Write out all of the lines below, exactly and completely.

### Stored data
----
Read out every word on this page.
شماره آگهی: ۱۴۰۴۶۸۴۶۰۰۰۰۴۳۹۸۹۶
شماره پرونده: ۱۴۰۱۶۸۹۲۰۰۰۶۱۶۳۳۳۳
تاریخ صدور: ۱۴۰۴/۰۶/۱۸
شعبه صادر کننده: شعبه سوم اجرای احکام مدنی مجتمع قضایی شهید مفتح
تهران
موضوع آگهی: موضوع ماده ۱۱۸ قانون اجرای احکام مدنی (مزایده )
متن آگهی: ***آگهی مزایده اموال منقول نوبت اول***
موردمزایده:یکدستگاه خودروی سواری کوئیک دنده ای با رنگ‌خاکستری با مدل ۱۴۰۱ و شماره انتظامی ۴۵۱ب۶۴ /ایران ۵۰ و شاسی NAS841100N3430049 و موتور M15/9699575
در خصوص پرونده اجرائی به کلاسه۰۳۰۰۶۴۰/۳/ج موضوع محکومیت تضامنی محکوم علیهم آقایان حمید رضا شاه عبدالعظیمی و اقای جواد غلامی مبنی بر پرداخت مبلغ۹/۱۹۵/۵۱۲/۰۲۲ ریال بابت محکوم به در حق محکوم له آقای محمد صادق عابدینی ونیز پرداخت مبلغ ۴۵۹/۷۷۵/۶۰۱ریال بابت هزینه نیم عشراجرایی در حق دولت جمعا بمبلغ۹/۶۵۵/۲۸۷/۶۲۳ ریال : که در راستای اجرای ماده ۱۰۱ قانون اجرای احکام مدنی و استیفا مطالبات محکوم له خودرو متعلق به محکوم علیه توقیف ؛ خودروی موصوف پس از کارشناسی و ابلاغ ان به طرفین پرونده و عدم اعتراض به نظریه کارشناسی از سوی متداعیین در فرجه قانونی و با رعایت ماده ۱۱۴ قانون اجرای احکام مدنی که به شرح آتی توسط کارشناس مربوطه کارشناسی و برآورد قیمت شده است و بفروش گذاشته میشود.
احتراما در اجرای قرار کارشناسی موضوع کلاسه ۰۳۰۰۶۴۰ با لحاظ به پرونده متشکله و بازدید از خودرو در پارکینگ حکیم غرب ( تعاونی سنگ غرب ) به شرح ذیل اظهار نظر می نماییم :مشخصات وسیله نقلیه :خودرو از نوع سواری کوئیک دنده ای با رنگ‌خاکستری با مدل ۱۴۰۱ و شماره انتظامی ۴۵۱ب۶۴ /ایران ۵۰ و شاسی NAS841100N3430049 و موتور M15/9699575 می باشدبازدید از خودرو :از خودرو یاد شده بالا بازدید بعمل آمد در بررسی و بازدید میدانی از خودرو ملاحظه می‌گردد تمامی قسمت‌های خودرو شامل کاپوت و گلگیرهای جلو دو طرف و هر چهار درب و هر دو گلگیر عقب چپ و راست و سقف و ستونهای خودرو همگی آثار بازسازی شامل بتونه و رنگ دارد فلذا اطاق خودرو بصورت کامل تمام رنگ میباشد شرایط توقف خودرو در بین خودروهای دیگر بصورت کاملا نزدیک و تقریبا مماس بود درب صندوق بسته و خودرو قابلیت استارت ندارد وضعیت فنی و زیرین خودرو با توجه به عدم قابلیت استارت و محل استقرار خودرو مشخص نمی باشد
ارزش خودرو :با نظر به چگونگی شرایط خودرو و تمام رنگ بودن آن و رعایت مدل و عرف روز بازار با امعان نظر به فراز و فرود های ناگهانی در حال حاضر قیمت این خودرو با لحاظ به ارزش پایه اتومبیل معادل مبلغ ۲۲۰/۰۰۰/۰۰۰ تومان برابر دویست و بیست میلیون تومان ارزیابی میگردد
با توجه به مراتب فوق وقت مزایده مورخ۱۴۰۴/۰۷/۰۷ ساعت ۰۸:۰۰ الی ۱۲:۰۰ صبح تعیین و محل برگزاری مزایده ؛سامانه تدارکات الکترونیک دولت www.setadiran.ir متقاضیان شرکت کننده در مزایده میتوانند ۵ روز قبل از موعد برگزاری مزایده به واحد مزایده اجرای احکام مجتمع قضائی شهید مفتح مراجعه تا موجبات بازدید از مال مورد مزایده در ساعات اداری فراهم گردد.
----
### Finished task
Read out every word on this page.
شماره آگهی: ۱۴۰۴۶۸۴۶۰۰۰۰۴۳۹۸۹۶
شماره پرونده: ۱۴۰۱۶۸۹۲۰۰۰۶۱۶۳۳۳۳
تاریخ صدور: ۱۴۰۴/۰۶/۱۸
شعبه صادر کننده: شعبه سوم اجرای احکام مدنی مجتمع قضایی شهید مفتح
تهران
موضوع آگهی: موضوع ماده ۱۱۸ قانون اجرای احکام مدنی (مزایده )
متن آگهی: ***آگهی مزایده اموال منقول نوبت اول***
موردمزایده:یکدستگاه خودروی سواری کوئیک دنده ای با رنگ‌خاکستری با مدل ۱۴۰۱ و شماره انتظامی ۴۵۱ب۶۴ /ایران ۵۰ و شاسی NAS841100N3430049 و موتور M15/9699575
در خصوص پرونده اجرائی به کلاسه۰۳۰۰۶۴۰/۳/ج موضوع محکومیت تضامنی محکوم علیهم آقایان حمید رضا شاه عبدالعظیمی و اقای جواد غلامی مبنی بر پرداخت مبلغ۹/۱۹۵/۵۱۲/۰۲۲ ریال بابت محکوم به در حق محکوم له آقای محمد صادق عابدینی ونیز پرداخت مبلغ ۴۵۹/۷۷۵/۶۰۱ریال بابت هزینه نیم عشراجرایی در حق دولت جمعا بمبلغ۹/۶۵۵/۲۸۷/۶۲۳ ریال : که در راستای اجرای ماده ۱۰۱ قانون اجرای احکام مدنی و استیفا مطالبات محکوم له خودرو متعلق به محکوم علیه توقیف ؛ خودروی موصوف پس از کارشناسی و ابلاغ ان به طرفین پرونده و عدم اعتراض به نظریه کارشناسی از سوی متداعیین در فرجه قانونی و با رعایت ماده ۱۱۴ قانون اجرای احکام مدنی که به شرح آتی توسط کارشناس مربوطه کارشناسی و برآورد قیمت شده است و بفروش گذاشته میشود.
احتراما در اجرای قرار کارشناسی موضوع کلاسه ۰۳۰۰۶۴۰ با لحاظ به پرونده متشکله و بازدید از خودرو در پارکینگ حکیم غرب ( تعاونی سنگ غرب ) به شرح ذیل اظهار نظر می نماییم :مشخصات وسیله نقلیه :خودرو از نوع سواری کوئیک دنده ای با رنگ‌خاکستری با مدل ۱۴۰۱ و شماره انتظامی ۴۵۱ب۶۴ /ایران ۵۰ و شاسی NAS841100N3430049 و موتور M15/9699575 می باشدبازدید از خودرو :از خودرو یاد شده بالا بازدید بعمل آمد در بررسی و بازدید میدانی از خودرو ملاحظه می‌گردد تمامی قسمت‌های خودرو شامل کاپوت و گلگیرهای جلو دو طرف و هر چهار درب و هر دو گلگیر عقب چپ و راست و سقف و ستونهای خودرو همگی آثار بازسازی شامل بتونه و رنگ دارد فلذا اطاق خودرو بصورت کامل تمام رنگ میباشد شرایط توقف خودرو در بین خودروهای دیگر بصورت کاملا نزدیک و تقریبا مماس بود درب صندوق بسته و خودرو قابلیت استارت ندارد وضعیت فنی و زیرین خودرو با توجه به عدم قابلیت استارت و محل استقرار خودرو مشخص نمی باشد
ارزش خودرو :با نظر به چگونگی شرایط خودرو و تمام رنگ بودن آن و رعایت مدل و عرف روز بازار با امعان نظر به فراز و فرود های ناگهانی در حال حاضر قیمت این خودرو با لحاظ به ارزش پایه اتومبیل معادل مبلغ ۲۲۰/۰۰۰/۰۰۰ تومان برابر دویست و بیست میلیون تومان ارزیابی میگردد
با توجه به مراتب فوق وقت مزایده مورخ۱۴۰۴/۰۷/۰۷ ساعت ۰۸:۰۰ الی ۱۲:۰۰ صبح تعیین و محل برگزاری مزایده ؛سامانه تدارکات الکترونیک دولت www.setadiran.ir متقاضیان شرکت کننده در مزایده میتوانند ۵ روز قبل از موعد برگزاری مزایده به واحد مزایده اجرای احکام مجتمع قضائی شهید مفتح مراجعه تا موجبات بازدید از مال مورد مزایده در ساعات اداری فراهم گردد.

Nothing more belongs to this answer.